**GOAL**
Output the data exactly, with every line intact.

**DATA SHOWN**
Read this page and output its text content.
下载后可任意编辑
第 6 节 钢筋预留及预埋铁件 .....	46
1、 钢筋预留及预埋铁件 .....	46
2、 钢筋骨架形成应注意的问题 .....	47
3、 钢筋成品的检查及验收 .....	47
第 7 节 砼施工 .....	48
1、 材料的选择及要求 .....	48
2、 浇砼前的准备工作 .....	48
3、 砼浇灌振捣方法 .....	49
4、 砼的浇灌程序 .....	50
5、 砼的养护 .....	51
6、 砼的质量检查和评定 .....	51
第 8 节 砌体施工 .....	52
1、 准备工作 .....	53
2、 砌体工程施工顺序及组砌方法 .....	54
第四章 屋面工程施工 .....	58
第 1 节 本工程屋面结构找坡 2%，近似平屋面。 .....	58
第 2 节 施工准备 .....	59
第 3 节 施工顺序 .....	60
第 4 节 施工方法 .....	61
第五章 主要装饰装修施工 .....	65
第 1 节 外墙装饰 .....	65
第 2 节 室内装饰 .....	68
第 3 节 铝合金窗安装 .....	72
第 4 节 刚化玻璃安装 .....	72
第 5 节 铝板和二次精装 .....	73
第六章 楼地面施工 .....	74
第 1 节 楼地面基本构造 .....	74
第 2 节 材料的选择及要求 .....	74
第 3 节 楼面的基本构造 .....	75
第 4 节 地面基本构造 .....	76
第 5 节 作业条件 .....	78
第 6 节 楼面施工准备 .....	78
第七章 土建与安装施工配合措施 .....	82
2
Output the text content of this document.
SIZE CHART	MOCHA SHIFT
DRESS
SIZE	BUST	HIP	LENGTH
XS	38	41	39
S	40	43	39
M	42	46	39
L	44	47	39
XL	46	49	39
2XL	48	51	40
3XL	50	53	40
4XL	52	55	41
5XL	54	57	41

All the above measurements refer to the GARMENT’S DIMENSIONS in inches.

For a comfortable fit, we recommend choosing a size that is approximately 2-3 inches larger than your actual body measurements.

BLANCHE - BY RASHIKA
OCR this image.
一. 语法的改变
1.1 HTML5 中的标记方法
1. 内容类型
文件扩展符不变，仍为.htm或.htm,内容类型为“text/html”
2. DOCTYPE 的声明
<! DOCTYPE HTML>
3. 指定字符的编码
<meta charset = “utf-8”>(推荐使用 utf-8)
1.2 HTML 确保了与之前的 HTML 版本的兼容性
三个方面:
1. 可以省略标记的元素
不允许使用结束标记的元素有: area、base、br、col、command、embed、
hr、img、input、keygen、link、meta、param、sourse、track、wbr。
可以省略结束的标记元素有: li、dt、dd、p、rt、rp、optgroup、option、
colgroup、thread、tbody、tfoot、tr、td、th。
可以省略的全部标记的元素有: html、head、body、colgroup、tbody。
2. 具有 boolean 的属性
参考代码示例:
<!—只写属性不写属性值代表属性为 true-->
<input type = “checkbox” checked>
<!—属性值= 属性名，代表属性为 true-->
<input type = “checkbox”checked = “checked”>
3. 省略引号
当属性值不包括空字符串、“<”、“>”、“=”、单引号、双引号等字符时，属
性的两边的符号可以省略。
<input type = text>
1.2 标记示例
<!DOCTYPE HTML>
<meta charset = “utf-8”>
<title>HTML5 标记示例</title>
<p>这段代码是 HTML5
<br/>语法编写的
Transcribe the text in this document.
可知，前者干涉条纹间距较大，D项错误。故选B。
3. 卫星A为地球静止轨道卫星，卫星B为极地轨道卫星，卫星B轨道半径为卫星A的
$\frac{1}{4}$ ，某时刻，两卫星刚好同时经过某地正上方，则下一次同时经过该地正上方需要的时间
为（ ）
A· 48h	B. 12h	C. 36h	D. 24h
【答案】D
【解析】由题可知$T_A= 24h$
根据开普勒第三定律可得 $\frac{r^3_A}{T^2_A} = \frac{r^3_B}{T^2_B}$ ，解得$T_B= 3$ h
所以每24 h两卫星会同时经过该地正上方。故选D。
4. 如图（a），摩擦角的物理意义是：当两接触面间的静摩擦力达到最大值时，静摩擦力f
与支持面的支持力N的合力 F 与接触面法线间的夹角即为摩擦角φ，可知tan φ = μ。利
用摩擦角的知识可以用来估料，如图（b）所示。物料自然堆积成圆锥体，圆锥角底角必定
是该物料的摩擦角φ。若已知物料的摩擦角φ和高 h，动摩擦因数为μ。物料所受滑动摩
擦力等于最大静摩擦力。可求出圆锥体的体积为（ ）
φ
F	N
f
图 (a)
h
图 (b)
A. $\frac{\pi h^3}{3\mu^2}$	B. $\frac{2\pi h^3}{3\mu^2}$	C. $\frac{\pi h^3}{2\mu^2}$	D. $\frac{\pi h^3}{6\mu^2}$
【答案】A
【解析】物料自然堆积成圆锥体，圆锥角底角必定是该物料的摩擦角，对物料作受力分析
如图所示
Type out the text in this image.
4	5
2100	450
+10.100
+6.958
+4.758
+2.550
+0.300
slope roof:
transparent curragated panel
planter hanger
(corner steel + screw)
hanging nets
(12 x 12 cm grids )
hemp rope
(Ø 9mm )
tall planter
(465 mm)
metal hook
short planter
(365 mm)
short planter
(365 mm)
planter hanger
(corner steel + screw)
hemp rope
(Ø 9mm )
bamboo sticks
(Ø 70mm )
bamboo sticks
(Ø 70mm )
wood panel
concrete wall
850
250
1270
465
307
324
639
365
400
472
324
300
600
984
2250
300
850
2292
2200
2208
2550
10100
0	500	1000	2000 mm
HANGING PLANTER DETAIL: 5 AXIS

**IN RESPONSE**
Read this page and output its text content.
下载后可任意编辑
第 6 节 钢筋预留及预埋铁件 .....	46
1、 钢筋预留及预埋铁件 .....	46
2、 钢筋骨架形成应注意的问题 .....	47
3、 钢筋成品的检查及验收 .....	47
第 7 节 砼施工 .....	48
1、 材料的选择及要求 .....	48
2、 浇砼前的准备工作 .....	48
3、 砼浇灌振捣方法 .....	49
4、 砼的浇灌程序 .....	50
5、 砼的养护 .....	51
6、 砼的质量检查和评定 .....	51
第 8 节 砌体施工 .....	52
1、 准备工作 .....	53
2、 砌体工程施工顺序及组砌方法 .....	54
第四章 屋面工程施工 .....	58
第 1 节 本工程屋面结构找坡 2%，近似平屋面。 .....	58
第 2 节 施工准备 .....	59
第 3 节 施工顺序 .....	60
第 4 节 施工方法 .....	61
第五章 主要装饰装修施工 .....	65
第 1 节 外墙装饰 .....	65
第 2 节 室内装饰 .....	68
第 3 节 铝合金窗安装 .....	72
第 4 节 刚化玻璃安装 .....	72
第 5 节 铝板和二次精装 .....	73
第六章 楼地面施工 .....	74
第 1 节 楼地面基本构造 .....	74
第 2 节 材料的选择及要求 .....	74
第 3 节 楼面的基本构造 .....	75
第 4 节 地面基本构造 .....	76
第 5 节 作业条件 .....	78
第 6 节 楼面施工准备 .....	78
第七章 土建与安装施工配合措施 .....	82
2
Output the text content of this document.
SIZE CHART	MOCHA SHIFT
DRESS
SIZE	BUST	HIP	LENGTH
XS	38	41	39
S	40	43	39
M	42	46	39
L	44	47	39
XL	46	49	39
2XL	48	51	40
3XL	50	53	40
4XL	52	55	41
5XL	54	57	41

All the above measurements refer to the GARMENT’S DIMENSIONS in inches.

For a comfortable fit, we recommend choosing a size that is approximately 2-3 inches larger than your actual body measurements.

BLANCHE - BY RASHIKA
OCR this image.
一. 语法的改变
1.1 HTML5 中的标记方法
1. 内容类型
文件扩展符不变，仍为.htm或.htm,内容类型为“text/html”
2. DOCTYPE 的声明
<! DOCTYPE HTML>
3. 指定字符的编码
<meta charset = “utf-8”>(推荐使用 utf-8)
1.2 HTML 确保了与之前的 HTML 版本的兼容性
三个方面:
1. 可以省略标记的元素
不允许使用结束标记的元素有: area、base、br、col、command、embed、
hr、img、input、keygen、link、meta、param、sourse、track、wbr。
可以省略结束的标记元素有: li、dt、dd、p、rt、rp、optgroup、option、
colgroup、thread、tbody、tfoot、tr、td、th。
可以省略的全部标记的元素有: html、head、body、colgroup、tbody。
2. 具有 boolean 的属性
参考代码示例:
<!—只写属性不写属性值代表属性为 true-->
<input type = “checkbox” checked>
<!—属性值= 属性名，代表属性为 true-->
<input type = “checkbox”checked = “checked”>
3. 省略引号
当属性值不包括空字符串、“<”、“>”、“=”、单引号、双引号等字符时，属
性的两边的符号可以省略。
<input type = text>
1.2 标记示例
<!DOCTYPE HTML>
<meta charset = “utf-8”>
<title>HTML5 标记示例</title>
<p>这段代码是 HTML5
<br/>语法编写的
Transcribe the text in this document.
可知，前者干涉条纹间距较大，D项错误。故选B。
3. 卫星A为地球静止轨道卫星，卫星B为极地轨道卫星，卫星B轨道半径为卫星A的
$\frac{1}{4}$ ，某时刻，两卫星刚好同时经过某地正上方，则下一次同时经过该地正上方需要的时间
为（ ）
A· 48h	B. 12h	C. 36h	D. 24h
【答案】D
【解析】由题可知$T_A= 24h$
根据开普勒第三定律可得 $\frac{r^3_A}{T^2_A} = \frac{r^3_B}{T^2_B}$ ，解得$T_B= 3$ h
所以每24 h两卫星会同时经过该地正上方。故选D。
4. 如图（a），摩擦角的物理意义是：当两接触面间的静摩擦力达到最大值时，静摩擦力f
与支持面的支持力N的合力 F 与接触面法线间的夹角即为摩擦角φ，可知tan φ = μ。利
用摩擦角的知识可以用来估料，如图（b）所示。物料自然堆积成圆锥体，圆锥角底角必定
是该物料的摩擦角φ。若已知物料的摩擦角φ和高 h，动摩擦因数为μ。物料所受滑动摩
擦力等于最大静摩擦力。可求出圆锥体的体积为（ ）
φ
F	N
f
图 (a)
h
图 (b)
A. $\frac{\pi h^3}{3\mu^2}$	B. $\frac{2\pi h^3}{3\mu^2}$	C. $\frac{\pi h^3}{2\mu^2}$	D. $\frac{\pi h^3}{6\mu^2}$
【答案】A
【解析】物料自然堆积成圆锥体，圆锥角底角必定是该物料的摩擦角，对物料作受力分析
如图所示
Type out the text in this image.
4	5
2100	450
+10.100
+6.958
+4.758
+2.550
+0.300
slope roof:
transparent curragated panel
planter hanger
(corner steel + screw)
hanging nets
(12 x 12 cm grids )
hemp rope
(Ø 9mm )
tall planter
(465 mm)
metal hook
short planter
(365 mm)
short planter
(365 mm)
planter hanger
(corner steel + screw)
hemp rope
(Ø 9mm )
bamboo sticks
(Ø 70mm )
bamboo sticks
(Ø 70mm )
wood panel
concrete wall
850
250
1270
465
307
324
639
365
400
472
324
300
600
984
2250
300
850
2292
2200
2208
2550
10100
0	500	1000	2000 mm
HANGING PLANTER DETAIL: 5 AXIS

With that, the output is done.